* Texte source
#####

Tu ne seras pas luxurieux (59 min)

Ce sixième épisode est la version courte de Brève histoire d’amour (1988), non seulement raccourcie mais différant dans son montage et sa conclusion. Tomek (Olaf Lubaszenko), jeune employé timide de la poste, espionne à la lunette depuis la chambre que lui sous-loue la mère d’un ami, une voisine de l’immeuble d'en face, Magda (Grażyna Szapołowska), sexuellement très active. Obsédant à son sujet, désirant s’approcher d’elle, il s’arrange pour être chargé de lui livrer son lait chaque matin, ponctionne son courrier (que cependant il paraît ne pas ouvrir), la fait appeler à son guichet pour encaisser ce qui s’avère des faux... Il finit par révéler son identité et ses motifs, au grand dam de l’intéressée. Faisant plus ample connaissance (après toutefois que son amant du moment a envoyé un poing dans la figure du garçon), elle l’invite chez elle, s’offre à lui et, devant son éjaculation précoce, lui joue un sale tour. Cela ne revenait donc qu’à ça, ce qu’il prétendait de l’amour. Profondément ébranlé, Tomek au retour chez lui se tranche les veines. Magda, immédiatement prise de remords après l’avoir envoyé paître, s’inquiète de son sort, apprend l’accident, se renseigne sur son état. Elle devient, en un paradoxe que préparait la vieille femme les espionnant au moment du passage à l’acte, celle qui épie Tomek, son retour, son bien-être. Un jour, elle l’aperçoit derrière une vitrine. En un plan splendide, le focus, du reflet de son visage sur une vitre, passe à celui, en fond de champ, du garçon. Il ne l’espionne plus, expliquera-t-il quand elle viendra à sa rencontre.

#####

* Données des éléments et des régions
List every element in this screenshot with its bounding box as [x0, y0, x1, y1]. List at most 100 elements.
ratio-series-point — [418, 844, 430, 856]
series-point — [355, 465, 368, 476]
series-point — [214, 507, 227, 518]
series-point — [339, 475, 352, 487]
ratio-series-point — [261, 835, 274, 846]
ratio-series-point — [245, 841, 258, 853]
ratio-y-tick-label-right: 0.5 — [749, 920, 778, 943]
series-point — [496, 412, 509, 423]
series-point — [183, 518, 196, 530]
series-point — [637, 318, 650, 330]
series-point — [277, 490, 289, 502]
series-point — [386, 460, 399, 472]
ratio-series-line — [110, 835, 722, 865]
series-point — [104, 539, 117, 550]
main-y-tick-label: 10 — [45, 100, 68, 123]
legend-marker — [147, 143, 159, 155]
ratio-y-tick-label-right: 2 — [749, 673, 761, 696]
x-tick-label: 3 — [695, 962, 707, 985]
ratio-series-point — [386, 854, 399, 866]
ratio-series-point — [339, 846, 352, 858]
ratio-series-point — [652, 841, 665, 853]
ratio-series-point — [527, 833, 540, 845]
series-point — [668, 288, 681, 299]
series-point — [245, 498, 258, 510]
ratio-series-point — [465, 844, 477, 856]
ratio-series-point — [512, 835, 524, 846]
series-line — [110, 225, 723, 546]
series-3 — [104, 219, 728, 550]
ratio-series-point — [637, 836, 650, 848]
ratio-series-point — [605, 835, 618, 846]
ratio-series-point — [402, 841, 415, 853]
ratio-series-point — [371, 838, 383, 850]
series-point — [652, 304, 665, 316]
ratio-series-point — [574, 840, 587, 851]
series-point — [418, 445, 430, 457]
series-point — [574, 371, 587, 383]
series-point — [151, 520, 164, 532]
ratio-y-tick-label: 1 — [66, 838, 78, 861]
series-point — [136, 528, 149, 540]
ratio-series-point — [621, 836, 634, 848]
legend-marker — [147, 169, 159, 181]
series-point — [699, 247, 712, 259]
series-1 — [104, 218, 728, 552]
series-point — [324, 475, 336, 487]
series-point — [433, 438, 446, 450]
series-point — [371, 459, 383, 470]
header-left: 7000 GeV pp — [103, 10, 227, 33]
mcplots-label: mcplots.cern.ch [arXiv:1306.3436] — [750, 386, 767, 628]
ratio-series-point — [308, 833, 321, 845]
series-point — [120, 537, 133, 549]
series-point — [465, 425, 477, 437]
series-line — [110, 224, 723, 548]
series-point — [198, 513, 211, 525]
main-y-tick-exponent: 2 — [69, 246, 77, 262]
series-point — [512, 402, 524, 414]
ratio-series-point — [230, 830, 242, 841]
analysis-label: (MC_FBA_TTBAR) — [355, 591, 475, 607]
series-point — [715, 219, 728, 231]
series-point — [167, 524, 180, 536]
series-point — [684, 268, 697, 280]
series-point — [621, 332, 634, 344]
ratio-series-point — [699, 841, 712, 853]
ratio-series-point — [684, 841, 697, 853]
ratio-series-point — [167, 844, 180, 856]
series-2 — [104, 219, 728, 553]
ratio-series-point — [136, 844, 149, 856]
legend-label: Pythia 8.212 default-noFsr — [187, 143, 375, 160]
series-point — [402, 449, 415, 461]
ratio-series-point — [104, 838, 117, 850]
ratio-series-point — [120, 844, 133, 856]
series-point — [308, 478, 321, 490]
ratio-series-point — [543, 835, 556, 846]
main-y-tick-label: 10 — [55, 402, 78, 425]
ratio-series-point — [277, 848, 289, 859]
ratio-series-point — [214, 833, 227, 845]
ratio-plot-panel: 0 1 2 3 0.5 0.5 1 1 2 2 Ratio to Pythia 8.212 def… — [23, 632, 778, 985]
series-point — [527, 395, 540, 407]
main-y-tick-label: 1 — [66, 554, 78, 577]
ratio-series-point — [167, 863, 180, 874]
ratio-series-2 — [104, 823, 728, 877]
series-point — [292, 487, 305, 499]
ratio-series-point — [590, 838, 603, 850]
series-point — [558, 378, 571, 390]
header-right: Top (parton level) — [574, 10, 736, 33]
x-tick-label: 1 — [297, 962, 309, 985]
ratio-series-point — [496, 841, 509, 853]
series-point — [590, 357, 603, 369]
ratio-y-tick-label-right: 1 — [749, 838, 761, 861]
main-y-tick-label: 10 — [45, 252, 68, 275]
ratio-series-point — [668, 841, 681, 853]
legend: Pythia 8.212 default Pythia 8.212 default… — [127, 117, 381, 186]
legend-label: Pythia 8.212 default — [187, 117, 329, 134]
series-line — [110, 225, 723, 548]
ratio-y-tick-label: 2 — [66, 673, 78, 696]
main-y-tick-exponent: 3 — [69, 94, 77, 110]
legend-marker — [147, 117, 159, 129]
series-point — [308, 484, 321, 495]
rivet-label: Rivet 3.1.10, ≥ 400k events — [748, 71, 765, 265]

#####

* Objectifs
• 1. Dans le texte sur l'épisode « Tu ne seras pas luxurieux », relevez chacun des moyens qu'emploie Tomek pour se rapprocher de Magda, tels qu'ils sont énumérés après les mots « désirant s'approcher d'elle ».
• 2. Poursuivez le texte sur l'épisode « Tu ne seras pas luxurieux » à partir de sa dernière phrase.

* Résultats dans l'ordre
• 1.
- Il s'arrange pour être chargé de lui livrer son lait chaque matin.
- Il ponctionne son courrier.
- Il la fait appeler à son guichet pour encaisser ce qui s'avère des faux.

• 2.
Depuis Fenêtre sur cour, le voyeurisme au cinéma renvoie, cela même qu’il le veuille ou non, à la position de spectateur cinéphile, cette pulsion de regarder, considérée comme satisfaisante pour elle-même. Que désire Tomek, lui demande Magda ? Lui-même ne sait pas trop : pas s’introduire chez elle, pas forcément coucher avec (bien qu’il finisse par accepter son invitation). Juste la regarder. Il n’a pas complètement tort. Provoquer une rencontre, la harceler de coups de fil est dans l’affaire sa première erreur. Agir s’avère ou décevant ou dangereux. Le dérèglement de la luxure passe chez lui par une intimité dérobée, puis carrément perturbée. Magda, elle, ne fait de mal à personne. Du moins jusqu’à ce qu’elle entraîne un puceau dans son intérieur pour une correction, manière de pervertir un être confus quant à la nature de ses sentiments, son ressenti, encore en formation (« C’est malsain, à ton âge », le prévient celui qui le punit d’avoir joué les voyeurs). La faute se transmet de lui à elle. Au final, chacun aura quelque chose à pardonner à l’autre, ce qui ouvre la possibilité d’une égalité. (On n’ose imaginer le résultat, si, moins modeste, le film ne s’en était pas tenu à un enjeu d’estime réciproque mais aurait posé concevable une idylle entre les deux personnages.) Le basculement de perspective est au cœur du récit, de son traitement formel. Changement de perspective raccord avec l’évolution des personnages - Tomek découvrant la tristesse de Madga, Magda réalisant plus tard la réalité de son amour, qui n’est pas que le désir physique qu’elle faisait intervenir pour mieux s’en moquer. Le sentiment amoureux se caractérise par l’absence de l’aimé/e, la méconnaissance de son point de vue (quand Tomek espionne Magda, nous ne la connaissons que par lui ; quand elle le fait à son tour, c’est lui qui s’illustre par sa distance). Nous sommes pleinement du côté de celui, puis de celle, qui souffre de son amour, qui reconnaît l’importance de l’autre dans sa propre vie à la capacité qu’il/elle a d’affecter la personne amoureuse. Il n’est finalement pas beaucoup question de plaisir dans cette réflexion sur la douleur d’aimer.
 

Tu ne voleras pas (55 min)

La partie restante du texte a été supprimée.